▶ OBJECTIVE: Below is a listing to transcribe in full and exactly; keep the pictures out.

==============================

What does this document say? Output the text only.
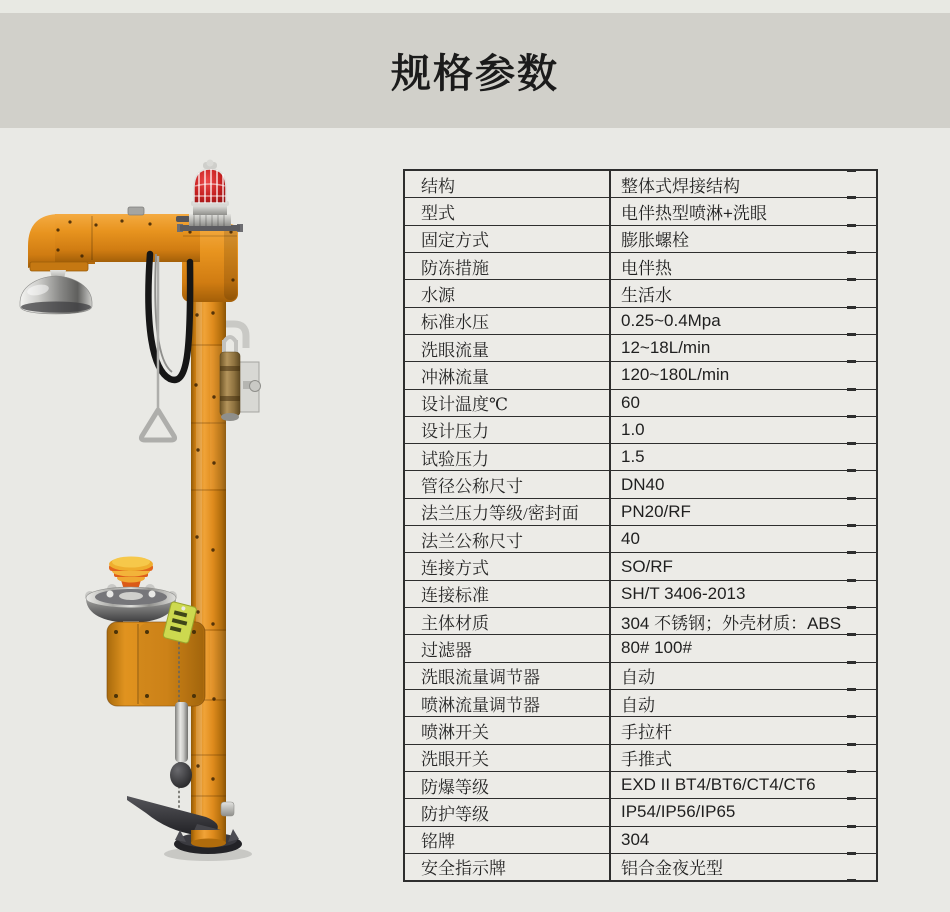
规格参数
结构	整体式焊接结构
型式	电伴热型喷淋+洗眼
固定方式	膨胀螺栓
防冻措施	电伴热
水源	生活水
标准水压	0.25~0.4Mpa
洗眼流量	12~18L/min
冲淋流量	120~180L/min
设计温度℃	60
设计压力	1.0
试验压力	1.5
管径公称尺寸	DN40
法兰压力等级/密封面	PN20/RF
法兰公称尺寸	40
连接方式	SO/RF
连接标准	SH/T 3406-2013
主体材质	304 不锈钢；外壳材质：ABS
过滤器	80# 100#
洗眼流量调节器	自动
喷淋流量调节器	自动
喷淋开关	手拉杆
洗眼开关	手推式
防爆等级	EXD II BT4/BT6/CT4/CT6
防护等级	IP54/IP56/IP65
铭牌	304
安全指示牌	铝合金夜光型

==============================

▶ SOLUTION TO THE EXERCISE:
What does this document say? Output the text only.
规格参数
结构	整体式焊接结构
型式	电伴热型喷淋+洗眼
固定方式	膨胀螺栓
防冻措施	电伴热
水源	生活水
标准水压	0.25~0.4Mpa
洗眼流量	12~18L/min
冲淋流量	120~180L/min
设计温度℃	60
设计压力	1.0
试验压力	1.5
管径公称尺寸	DN40
法兰压力等级/密封面	PN20/RF
法兰公称尺寸	40
连接方式	SO/RF
连接标准	SH/T 3406-2013
主体材质	304 不锈钢；外壳材质：ABS
过滤器	80# 100#
洗眼流量调节器	自动
喷淋流量调节器	自动
喷淋开关	手拉杆
洗眼开关	手推式
防爆等级	EXD II BT4/BT6/CT4/CT6
防护等级	IP54/IP56/IP65
铭牌	304
安全指示牌	铝合金夜光型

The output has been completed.